Your task
From the entries below, copy out every line with "السنة" in it.

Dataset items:

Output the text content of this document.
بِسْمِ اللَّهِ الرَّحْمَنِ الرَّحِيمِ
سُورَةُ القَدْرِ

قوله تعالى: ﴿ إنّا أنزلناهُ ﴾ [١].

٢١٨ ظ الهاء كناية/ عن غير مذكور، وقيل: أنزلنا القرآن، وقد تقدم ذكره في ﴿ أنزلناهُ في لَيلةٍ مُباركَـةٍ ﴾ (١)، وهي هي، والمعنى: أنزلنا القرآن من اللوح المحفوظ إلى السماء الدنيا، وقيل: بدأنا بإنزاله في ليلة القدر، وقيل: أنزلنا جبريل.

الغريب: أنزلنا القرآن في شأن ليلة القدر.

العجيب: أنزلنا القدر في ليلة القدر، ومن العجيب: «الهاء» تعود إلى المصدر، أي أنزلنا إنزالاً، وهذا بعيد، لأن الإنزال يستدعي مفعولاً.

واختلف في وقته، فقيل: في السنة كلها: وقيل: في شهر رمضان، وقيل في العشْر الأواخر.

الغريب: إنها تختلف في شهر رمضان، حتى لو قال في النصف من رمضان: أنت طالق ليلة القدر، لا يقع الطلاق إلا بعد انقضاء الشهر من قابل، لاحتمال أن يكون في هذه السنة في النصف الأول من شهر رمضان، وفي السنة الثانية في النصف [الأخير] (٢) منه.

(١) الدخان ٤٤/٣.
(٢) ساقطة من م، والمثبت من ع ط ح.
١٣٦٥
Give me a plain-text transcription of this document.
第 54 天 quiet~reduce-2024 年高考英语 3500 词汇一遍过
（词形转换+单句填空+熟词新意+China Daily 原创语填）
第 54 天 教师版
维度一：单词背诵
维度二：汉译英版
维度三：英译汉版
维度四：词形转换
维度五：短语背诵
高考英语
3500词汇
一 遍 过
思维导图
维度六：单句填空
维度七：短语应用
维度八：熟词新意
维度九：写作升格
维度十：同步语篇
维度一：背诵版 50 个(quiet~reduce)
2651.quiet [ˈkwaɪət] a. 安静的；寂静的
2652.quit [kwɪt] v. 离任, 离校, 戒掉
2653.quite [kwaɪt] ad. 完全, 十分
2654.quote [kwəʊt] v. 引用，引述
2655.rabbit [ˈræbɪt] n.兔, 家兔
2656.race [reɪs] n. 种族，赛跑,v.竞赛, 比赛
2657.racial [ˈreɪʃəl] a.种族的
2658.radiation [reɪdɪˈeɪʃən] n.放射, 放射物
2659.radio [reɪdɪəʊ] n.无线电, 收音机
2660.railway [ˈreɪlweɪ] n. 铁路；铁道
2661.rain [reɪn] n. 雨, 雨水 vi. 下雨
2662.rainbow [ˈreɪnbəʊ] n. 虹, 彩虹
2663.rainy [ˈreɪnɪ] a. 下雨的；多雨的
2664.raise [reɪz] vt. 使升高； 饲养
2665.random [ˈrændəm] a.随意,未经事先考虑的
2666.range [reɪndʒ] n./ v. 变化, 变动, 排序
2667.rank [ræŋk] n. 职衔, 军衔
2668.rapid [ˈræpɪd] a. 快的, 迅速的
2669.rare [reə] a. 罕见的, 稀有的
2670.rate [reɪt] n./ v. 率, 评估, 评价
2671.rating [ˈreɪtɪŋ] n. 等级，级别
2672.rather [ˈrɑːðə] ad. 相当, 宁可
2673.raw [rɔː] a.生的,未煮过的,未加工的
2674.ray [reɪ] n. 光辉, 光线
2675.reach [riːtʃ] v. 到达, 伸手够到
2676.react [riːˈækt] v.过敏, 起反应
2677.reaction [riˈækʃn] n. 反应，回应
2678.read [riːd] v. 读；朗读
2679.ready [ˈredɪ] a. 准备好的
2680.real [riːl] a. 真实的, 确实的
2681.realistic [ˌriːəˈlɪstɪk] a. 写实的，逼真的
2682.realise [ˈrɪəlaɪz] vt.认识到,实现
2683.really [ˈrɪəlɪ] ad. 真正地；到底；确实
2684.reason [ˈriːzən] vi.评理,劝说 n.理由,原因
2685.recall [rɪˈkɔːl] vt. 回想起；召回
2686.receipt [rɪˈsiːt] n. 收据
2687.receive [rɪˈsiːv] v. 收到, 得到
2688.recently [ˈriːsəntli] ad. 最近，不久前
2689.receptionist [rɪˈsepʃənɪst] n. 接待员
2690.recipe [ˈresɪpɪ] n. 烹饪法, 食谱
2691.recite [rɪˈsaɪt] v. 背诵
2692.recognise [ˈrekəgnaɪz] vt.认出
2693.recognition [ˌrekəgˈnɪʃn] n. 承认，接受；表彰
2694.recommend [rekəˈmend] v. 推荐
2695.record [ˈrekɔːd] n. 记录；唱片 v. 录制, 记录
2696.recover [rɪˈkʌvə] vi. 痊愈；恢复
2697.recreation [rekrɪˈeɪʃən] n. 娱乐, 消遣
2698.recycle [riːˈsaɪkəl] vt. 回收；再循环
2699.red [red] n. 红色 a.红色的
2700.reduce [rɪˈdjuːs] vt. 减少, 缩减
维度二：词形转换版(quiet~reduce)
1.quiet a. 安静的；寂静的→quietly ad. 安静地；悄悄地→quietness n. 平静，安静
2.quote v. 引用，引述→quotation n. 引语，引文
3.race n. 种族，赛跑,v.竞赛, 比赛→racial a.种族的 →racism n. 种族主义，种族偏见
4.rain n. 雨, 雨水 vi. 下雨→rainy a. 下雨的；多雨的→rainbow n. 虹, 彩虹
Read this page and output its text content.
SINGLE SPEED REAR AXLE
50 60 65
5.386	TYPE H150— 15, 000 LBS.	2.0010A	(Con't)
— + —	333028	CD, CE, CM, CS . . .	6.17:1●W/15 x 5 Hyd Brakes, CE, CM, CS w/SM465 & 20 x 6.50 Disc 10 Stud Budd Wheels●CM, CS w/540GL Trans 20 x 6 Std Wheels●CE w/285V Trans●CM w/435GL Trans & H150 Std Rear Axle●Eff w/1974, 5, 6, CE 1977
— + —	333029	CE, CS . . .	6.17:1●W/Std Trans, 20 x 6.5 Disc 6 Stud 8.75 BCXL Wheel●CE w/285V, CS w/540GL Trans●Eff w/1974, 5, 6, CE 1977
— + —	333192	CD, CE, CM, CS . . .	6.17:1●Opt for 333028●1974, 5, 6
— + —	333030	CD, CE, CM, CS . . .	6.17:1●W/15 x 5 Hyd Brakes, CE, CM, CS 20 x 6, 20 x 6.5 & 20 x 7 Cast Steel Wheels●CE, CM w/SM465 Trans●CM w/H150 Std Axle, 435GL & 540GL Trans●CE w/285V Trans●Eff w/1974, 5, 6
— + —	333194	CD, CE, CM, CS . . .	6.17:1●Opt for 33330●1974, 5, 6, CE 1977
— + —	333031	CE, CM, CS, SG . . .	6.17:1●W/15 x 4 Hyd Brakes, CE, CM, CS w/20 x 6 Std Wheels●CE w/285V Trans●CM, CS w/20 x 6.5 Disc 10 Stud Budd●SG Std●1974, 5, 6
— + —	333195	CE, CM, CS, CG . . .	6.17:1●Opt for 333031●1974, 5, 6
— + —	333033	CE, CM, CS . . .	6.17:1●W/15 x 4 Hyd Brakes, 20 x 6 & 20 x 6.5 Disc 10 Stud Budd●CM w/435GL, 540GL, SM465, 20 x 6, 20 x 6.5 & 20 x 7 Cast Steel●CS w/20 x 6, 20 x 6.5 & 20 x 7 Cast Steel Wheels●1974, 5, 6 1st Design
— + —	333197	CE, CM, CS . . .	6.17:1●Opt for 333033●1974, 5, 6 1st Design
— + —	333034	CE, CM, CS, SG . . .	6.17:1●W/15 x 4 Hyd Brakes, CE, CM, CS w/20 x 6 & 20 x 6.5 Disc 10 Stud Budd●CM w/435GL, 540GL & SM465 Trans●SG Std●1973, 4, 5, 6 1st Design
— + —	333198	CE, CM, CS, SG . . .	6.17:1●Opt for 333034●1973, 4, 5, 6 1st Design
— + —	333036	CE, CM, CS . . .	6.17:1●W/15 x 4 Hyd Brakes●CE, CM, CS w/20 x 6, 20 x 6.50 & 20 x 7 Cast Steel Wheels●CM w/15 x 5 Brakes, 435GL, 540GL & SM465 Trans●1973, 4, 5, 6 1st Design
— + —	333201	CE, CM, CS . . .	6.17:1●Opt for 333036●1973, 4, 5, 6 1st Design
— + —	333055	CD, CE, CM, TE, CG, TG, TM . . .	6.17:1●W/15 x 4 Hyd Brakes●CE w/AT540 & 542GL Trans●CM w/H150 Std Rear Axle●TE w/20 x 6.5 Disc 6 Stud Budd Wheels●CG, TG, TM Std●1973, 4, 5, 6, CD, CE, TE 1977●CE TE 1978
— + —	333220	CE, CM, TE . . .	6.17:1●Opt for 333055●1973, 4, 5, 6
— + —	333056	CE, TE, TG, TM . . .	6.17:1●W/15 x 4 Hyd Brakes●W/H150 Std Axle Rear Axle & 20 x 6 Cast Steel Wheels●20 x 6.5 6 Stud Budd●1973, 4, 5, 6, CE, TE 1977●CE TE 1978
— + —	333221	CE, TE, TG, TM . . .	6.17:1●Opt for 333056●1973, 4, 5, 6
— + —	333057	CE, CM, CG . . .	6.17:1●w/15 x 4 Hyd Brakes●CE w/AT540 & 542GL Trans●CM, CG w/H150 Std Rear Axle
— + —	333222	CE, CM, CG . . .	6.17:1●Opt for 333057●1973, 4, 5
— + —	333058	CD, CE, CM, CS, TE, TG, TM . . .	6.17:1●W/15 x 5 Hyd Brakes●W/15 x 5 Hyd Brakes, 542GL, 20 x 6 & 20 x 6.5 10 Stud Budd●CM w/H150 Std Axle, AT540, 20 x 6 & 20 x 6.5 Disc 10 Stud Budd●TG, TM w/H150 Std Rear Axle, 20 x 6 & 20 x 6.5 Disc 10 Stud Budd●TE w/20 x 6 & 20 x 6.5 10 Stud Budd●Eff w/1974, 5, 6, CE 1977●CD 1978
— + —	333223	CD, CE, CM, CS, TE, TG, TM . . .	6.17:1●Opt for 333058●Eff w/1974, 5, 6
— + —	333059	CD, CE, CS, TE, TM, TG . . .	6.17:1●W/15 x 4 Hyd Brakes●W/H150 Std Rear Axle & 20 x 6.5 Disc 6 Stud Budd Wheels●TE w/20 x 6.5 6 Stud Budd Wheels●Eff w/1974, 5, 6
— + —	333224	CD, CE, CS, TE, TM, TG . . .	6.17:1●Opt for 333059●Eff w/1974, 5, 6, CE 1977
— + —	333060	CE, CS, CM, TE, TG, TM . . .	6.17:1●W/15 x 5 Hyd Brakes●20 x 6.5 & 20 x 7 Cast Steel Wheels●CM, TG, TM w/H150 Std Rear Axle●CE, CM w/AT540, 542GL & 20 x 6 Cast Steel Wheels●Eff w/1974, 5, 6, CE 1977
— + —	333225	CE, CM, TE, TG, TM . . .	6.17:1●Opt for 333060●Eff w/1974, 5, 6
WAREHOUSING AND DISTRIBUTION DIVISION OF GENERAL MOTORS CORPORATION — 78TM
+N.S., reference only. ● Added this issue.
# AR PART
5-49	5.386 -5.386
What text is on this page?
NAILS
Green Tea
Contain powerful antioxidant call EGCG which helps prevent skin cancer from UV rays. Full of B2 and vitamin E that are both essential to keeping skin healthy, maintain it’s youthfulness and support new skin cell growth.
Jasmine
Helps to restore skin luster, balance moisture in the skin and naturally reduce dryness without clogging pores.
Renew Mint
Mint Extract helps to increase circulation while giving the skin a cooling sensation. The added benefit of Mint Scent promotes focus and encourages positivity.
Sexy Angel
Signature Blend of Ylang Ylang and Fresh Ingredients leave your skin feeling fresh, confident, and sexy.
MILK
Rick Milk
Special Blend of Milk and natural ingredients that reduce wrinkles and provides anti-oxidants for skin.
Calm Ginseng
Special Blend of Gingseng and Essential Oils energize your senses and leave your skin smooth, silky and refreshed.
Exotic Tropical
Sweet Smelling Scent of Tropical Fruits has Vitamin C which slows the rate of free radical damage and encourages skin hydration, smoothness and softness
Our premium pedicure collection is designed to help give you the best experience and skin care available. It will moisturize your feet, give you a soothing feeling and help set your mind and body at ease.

Answer below
واختلف في وقته، فقيل: في السنة كلها: وقيل: في شهر رمضان، وقيل في العشْر الأواخر.
الغريب: إنها تختلف في شهر رمضان، حتى لو قال في النصف من رمضان: أنت طالق ليلة القدر، لا يقع الطلاق إلا بعد انقضاء الشهر من قابل، لاحتمال أن يكون في هذه السنة في النصف الأول من شهر رمضان، وفي السنة الثانية في النصف [الأخير] (٢) منه.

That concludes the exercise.